Site visit rate: 9.4% (benchmark: 10–20% — we are at the bottom of the range but within it). Booking rate from site visits: 11% (benchmark: 5–15% — we are mid-range, which is solid). The funnel is working. It is not failing. The constraint is the lead-to-site-visit conversion — which is a combination of lead quality and sales team follow-up speed.
Lead quality finding: Our top 3 converting keywords (by site visit rate) are "[keyword A]" (22% site visit rate), "[keyword B]" (18%), and "[keyword C]" (16%). Our bottom 3 — all still in the campaign — are "[keyword D]" (1%), "[keyword E]" (2%), "[keyword F]" (0%). These bottom keywords are generating 31 of our 96 leads but producing zero site visits. They're dragging our overall site visit rate down from what would otherwise be a 14–15% rate. Sales process finding: Of 9 leads who booked site visits, 7 were called within 30 minutes of form fill. Of the 87 who didn't visit, average call-back time was 4.2 hours. Speed of follow-up is a major factor in the site visit conversion gap.

+++++

STATED EXERCISE A. In the funnel analysis, what was the average call-back time for the leads who didn't visit?
STATED EXERCISE B. Using the funnel analysis, explain why speed of follow-up is called a major factor in the site visit conversion gap.
STATED EXERCISE C. Please reproduce the part of the funnel analysis that opens with the words containing "Lead quality finding: Our" and closes with "visit conversion gap.".

Dataset excerpts:
+++++

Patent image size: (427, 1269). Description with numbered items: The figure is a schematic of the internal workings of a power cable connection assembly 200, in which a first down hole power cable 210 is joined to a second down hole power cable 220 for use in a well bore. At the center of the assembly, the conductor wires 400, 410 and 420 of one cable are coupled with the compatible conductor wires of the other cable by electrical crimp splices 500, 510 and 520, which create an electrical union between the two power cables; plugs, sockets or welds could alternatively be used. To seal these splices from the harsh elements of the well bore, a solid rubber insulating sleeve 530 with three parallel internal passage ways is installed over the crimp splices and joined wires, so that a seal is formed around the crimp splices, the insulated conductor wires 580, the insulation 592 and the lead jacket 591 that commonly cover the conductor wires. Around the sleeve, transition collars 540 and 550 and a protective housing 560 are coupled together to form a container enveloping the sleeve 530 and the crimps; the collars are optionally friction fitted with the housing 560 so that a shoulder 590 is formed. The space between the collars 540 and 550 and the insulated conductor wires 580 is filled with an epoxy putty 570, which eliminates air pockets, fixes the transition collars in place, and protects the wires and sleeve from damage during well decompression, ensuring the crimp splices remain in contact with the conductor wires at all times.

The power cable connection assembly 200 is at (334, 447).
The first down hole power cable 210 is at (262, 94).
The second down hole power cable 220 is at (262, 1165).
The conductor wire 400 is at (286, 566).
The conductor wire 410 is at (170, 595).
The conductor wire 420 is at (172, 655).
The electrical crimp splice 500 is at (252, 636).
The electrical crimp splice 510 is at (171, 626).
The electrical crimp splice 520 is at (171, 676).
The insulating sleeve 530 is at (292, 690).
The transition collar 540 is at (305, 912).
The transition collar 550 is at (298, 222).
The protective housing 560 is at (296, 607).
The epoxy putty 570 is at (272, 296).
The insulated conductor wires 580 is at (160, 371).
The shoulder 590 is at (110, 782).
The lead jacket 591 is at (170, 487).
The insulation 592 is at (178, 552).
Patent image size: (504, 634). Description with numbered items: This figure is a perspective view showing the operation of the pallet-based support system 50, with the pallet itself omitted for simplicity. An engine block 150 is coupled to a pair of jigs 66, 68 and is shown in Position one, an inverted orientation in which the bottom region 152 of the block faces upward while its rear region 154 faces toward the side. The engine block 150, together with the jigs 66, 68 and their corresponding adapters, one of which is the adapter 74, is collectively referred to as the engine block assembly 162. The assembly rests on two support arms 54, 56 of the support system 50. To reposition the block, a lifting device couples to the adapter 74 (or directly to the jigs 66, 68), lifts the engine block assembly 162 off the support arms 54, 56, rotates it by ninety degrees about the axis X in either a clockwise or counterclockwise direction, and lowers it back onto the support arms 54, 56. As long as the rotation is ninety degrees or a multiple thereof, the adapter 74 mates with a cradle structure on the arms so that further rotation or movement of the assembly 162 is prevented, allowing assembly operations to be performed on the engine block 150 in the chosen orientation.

+++++

EXERCISE OUTPUT A. 4.2 hours.

EXERCISE OUTPUT B. Of the 9 leads who booked site visits, 7 were called within 30 minutes of filling in the form. The 87 leads who didn't visit waited an average of 4.2 hours for a call-back.

EXERCISE OUTPUT C.
Lead quality finding: Our top 3 converting keywords (by site visit rate) are "[keyword A]" (22% site visit rate), "[keyword B]" (18%), and "[keyword C]" (16%). Our bottom 3 — all still in the campaign — are "[keyword D]" (1%), "[keyword E]" (2%), "[keyword F]" (0%). These bottom keywords are generating 31 of our 96 leads but producing zero site visits. They're dragging our overall site visit rate down from what would otherwise be a 14–15% rate. Sales process finding: Of 9 leads who booked site visits, 7 were called within 30 minutes of form fill. Of the 87 who didn't visit, average call-back time was 4.2 hours. Speed of follow-up is a major factor in the site visit conversion gap.